■ Stated exercise
Repeat each record exactly. Any picture gets left out.

— start of Given entries —

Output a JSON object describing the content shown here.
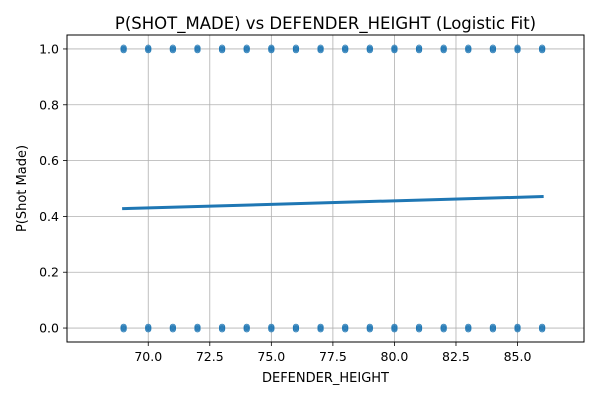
{
  "chart_data": {
    "type": "scatter",
    "title": "P(SHOT_MADE) vs DEFENDER_HEIGHT (Logistic Fit)",
    "xlabel": "DEFENDER_HEIGHT",
    "ylabel": "P(Shot Made)",
    "xlim": [
      66.7,
      87.7
    ],
    "ylim": [
      -0.05,
      1.05
    ],
    "grid": true,
    "x_ticks": [
      70.0,
      72.5,
      75.0,
      77.5,
      80.0,
      82.5,
      85.0
    ],
    "x_tick_labels": [
      "70.0",
      "72.5",
      "75.0",
      "77.5",
      "80.0",
      "82.5",
      "85.0"
    ],
    "y_ticks": [
      0.0,
      0.2,
      0.4,
      0.6,
      0.8,
      1.0
    ],
    "y_tick_labels": [
      "0.0",
      "0.2",
      "0.4",
      "0.6",
      "0.8",
      "1.0"
    ],
    "point_color": "#1f77b4",
    "line_color": "#1f77b4",
    "scatter": {
      "x": [
        69,
        70,
        71,
        72,
        73,
        74,
        75,
        76,
        77,
        78,
        79,
        80,
        81,
        82,
        83,
        84,
        85,
        86,
        69,
        70,
        71,
        72,
        73,
        74,
        75,
        76,
        77,
        78,
        79,
        80,
        81,
        82,
        83,
        84,
        85,
        86
      ],
      "y": [
        1,
        1,
        1,
        1,
        1,
        1,
        1,
        1,
        1,
        1,
        1,
        1,
        1,
        1,
        1,
        1,
        1,
        1,
        0,
        0,
        0,
        0,
        0,
        0,
        0,
        0,
        0,
        0,
        0,
        0,
        0,
        0,
        0,
        0,
        0,
        0
      ]
    },
    "fit_line": {
      "x": [
        69,
        86
      ],
      "y": [
        0.428,
        0.471
      ]
    }
  }
}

— end of Given entries —

■ Task answer
Output a JSON object describing the content shown here.
{
  "chart_data": {
    "type": "scatter",
    "title": "P(SHOT_MADE) vs DEFENDER_HEIGHT (Logistic Fit)",
    "xlabel": "DEFENDER_HEIGHT",
    "ylabel": "P(Shot Made)",
    "xlim": [
      66.7,
      87.7
    ],
    "ylim": [
      -0.05,
      1.05
    ],
    "grid": true,
    "x_ticks": [
      70.0,
      72.5,
      75.0,
      77.5,
      80.0,
      82.5,
      85.0
    ],
    "x_tick_labels": [
      "70.0",
      "72.5",
      "75.0",
      "77.5",
      "80.0",
      "82.5",
      "85.0"
    ],
    "y_ticks": [
      0.0,
      0.2,
      0.4,
      0.6,
      0.8,
      1.0
    ],
    "y_tick_labels": [
      "0.0",
      "0.2",
      "0.4",
      "0.6",
      "0.8",
      "1.0"
    ],
    "point_color": "#1f77b4",
    "line_color": "#1f77b4",
    "scatter": {
      "x": [
        69,
        70,
        71,
        72,
        73,
        74,
        75,
        76,
        77,
        78,
        79,
        80,
        81,
        82,
        83,
        84,
        85,
        86,
        69,
        70,
        71,
        72,
        73,
        74,
        75,
        76,
        77,
        78,
        79,
        80,
        81,
        82,
        83,
        84,
        85,
        86
      ],
      "y": [
        1,
        1,
        1,
        1,
        1,
        1,
        1,
        1,
        1,
        1,
        1,
        1,
        1,
        1,
        1,
        1,
        1,
        1,
        0,
        0,
        0,
        0,
        0,
        0,
        0,
        0,
        0,
        0,
        0,
        0,
        0,
        0,
        0,
        0,
        0,
        0
      ]
    },
    "fit_line": {
      "x": [
        69,
        86
      ],
      "y": [
        0.428,
        0.471
      ]
    }
  }
}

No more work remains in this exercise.